■ What to work on ■
Work out how many lines hold the string "fasting". The answer is a single number, nothing more.

─── Supplied records ───

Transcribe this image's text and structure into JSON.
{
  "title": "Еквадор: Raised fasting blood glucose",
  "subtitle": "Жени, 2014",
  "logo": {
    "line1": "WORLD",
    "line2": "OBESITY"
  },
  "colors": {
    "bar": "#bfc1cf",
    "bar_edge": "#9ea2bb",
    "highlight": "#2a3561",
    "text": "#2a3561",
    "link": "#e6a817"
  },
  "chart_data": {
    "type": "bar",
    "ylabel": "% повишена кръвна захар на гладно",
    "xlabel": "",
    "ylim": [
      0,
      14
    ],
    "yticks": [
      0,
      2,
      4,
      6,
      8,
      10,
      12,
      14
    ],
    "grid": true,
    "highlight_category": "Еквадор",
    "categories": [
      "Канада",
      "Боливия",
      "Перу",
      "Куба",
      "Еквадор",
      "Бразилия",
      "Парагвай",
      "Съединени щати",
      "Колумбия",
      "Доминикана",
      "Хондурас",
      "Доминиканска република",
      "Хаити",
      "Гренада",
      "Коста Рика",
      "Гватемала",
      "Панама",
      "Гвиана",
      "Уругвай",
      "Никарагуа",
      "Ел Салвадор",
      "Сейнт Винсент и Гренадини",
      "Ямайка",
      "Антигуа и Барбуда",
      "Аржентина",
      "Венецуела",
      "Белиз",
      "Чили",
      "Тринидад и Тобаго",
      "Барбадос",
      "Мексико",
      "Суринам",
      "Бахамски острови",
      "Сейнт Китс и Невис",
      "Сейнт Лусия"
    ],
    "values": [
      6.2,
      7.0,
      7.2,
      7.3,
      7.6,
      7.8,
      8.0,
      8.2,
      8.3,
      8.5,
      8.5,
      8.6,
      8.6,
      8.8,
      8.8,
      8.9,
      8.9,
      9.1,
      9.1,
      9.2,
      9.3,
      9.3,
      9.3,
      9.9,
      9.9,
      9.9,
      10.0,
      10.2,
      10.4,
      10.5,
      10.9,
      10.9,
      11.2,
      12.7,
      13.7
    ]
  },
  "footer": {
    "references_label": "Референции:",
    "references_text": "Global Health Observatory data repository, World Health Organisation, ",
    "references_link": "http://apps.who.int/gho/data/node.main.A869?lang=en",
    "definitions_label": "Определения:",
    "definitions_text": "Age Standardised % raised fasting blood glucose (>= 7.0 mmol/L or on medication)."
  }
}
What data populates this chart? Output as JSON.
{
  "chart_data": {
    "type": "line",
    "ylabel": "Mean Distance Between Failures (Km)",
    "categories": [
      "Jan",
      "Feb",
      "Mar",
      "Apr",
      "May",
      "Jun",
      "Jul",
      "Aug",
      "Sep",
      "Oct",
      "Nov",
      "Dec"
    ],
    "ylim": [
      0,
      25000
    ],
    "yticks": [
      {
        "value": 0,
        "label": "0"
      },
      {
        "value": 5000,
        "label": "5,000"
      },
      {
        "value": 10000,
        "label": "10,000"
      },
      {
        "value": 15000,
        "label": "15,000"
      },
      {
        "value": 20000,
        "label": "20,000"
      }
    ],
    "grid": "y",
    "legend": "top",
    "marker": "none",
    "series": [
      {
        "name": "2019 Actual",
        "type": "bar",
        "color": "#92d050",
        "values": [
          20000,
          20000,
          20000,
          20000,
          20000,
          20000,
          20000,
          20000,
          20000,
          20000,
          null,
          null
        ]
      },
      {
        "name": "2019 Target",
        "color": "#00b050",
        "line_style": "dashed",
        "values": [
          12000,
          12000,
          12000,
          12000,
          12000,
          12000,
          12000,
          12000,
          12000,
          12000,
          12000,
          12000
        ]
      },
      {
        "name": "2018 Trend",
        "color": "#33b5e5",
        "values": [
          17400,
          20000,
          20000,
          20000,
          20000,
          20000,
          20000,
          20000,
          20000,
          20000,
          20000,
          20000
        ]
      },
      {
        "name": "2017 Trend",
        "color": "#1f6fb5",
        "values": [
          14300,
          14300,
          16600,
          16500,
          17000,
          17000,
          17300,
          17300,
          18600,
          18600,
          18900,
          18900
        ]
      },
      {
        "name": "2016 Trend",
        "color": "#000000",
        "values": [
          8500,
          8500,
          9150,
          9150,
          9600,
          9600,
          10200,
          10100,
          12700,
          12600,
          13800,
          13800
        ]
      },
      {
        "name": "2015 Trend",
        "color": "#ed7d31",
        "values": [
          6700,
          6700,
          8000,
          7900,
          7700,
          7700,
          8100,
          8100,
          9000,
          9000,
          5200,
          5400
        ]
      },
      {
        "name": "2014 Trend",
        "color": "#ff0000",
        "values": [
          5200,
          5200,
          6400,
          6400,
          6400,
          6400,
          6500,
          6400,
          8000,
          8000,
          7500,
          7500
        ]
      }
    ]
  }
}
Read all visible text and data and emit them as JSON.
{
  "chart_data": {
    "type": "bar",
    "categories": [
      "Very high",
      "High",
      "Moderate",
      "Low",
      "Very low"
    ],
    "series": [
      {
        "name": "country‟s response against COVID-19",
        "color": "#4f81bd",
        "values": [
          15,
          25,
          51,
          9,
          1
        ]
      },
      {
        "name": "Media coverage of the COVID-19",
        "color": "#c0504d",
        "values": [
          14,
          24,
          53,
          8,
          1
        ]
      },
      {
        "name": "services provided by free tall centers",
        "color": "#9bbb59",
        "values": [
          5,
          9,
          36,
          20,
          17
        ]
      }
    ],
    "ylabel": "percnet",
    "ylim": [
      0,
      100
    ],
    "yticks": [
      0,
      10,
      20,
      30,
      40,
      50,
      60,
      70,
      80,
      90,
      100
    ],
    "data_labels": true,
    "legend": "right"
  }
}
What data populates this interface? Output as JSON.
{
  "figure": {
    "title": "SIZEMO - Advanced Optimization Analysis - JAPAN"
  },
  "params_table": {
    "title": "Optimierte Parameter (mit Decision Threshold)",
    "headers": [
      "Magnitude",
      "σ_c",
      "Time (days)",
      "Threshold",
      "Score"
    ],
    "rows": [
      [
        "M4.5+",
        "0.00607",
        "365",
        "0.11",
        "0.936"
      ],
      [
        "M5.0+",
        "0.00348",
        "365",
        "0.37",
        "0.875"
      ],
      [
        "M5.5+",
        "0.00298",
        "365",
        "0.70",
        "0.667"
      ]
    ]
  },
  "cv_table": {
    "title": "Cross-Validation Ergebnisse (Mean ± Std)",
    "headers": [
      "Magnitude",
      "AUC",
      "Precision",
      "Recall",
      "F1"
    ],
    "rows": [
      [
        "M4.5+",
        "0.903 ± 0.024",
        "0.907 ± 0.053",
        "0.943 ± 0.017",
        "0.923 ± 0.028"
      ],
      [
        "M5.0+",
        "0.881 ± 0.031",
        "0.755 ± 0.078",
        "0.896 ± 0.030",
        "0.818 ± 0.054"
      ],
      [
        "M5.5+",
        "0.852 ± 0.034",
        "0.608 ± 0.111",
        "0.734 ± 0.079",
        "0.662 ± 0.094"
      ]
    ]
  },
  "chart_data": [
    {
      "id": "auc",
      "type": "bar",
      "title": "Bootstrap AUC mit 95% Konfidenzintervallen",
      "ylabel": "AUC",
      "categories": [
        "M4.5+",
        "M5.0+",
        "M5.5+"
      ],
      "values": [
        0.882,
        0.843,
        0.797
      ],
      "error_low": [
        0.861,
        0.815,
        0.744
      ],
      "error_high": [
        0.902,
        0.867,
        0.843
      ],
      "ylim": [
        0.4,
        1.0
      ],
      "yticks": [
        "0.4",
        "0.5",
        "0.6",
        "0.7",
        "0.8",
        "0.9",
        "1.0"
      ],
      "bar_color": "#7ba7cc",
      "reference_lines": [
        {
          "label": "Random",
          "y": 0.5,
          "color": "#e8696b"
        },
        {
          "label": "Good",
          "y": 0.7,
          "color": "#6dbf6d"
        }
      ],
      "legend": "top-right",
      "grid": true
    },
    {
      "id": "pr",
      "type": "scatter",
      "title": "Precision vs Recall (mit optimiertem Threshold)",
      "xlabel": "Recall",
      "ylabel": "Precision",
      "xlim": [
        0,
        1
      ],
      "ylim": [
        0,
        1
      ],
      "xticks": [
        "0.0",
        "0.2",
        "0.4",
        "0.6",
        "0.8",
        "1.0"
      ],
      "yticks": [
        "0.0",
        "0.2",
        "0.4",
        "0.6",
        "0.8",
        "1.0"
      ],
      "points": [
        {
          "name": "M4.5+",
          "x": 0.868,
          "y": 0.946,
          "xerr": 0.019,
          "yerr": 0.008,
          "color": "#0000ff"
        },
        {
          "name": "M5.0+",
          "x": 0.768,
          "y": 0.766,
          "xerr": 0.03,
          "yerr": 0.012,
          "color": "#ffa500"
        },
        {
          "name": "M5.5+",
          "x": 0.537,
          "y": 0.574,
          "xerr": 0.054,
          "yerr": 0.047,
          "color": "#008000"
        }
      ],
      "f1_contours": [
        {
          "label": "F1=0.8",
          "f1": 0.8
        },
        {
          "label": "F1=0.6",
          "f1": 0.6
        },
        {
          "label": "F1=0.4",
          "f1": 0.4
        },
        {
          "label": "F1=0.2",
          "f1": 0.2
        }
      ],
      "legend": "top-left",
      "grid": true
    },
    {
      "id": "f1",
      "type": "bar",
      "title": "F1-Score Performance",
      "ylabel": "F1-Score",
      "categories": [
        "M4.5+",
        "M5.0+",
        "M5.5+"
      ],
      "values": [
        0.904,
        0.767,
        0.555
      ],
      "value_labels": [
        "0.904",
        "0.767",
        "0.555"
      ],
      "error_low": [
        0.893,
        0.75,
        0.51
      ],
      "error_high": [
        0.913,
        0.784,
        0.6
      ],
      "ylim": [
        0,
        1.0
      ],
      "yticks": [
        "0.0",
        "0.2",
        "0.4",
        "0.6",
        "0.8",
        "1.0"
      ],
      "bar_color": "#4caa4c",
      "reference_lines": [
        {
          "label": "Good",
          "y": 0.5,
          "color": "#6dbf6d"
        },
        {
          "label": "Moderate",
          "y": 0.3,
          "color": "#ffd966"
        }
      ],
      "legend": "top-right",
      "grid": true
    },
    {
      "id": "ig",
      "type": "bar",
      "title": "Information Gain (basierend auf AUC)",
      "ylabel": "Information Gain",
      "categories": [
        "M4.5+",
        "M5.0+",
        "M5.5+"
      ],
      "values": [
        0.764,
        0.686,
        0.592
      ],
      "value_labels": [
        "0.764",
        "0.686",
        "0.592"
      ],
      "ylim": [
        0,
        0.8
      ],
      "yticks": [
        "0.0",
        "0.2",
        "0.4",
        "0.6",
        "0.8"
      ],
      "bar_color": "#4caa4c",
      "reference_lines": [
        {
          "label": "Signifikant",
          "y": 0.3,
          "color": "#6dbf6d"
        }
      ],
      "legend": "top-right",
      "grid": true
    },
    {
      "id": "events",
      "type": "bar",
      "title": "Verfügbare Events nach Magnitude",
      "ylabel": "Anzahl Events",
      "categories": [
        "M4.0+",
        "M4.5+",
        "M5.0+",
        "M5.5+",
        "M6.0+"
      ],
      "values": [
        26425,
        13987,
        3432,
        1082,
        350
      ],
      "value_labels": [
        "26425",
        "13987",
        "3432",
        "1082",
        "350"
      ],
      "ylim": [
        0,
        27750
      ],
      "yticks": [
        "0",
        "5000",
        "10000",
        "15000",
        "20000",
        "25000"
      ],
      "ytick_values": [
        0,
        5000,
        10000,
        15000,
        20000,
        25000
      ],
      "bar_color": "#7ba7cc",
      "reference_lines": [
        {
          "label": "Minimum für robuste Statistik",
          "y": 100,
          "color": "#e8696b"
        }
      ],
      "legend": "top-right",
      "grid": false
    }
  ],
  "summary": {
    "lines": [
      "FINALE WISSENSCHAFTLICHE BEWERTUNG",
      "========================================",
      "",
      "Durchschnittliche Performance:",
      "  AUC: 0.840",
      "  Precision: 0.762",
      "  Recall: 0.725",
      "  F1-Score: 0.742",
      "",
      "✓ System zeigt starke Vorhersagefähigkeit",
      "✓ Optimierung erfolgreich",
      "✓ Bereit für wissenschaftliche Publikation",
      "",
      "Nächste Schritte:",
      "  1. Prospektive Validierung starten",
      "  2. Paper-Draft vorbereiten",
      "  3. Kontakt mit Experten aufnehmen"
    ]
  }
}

───

■ Full output ■
2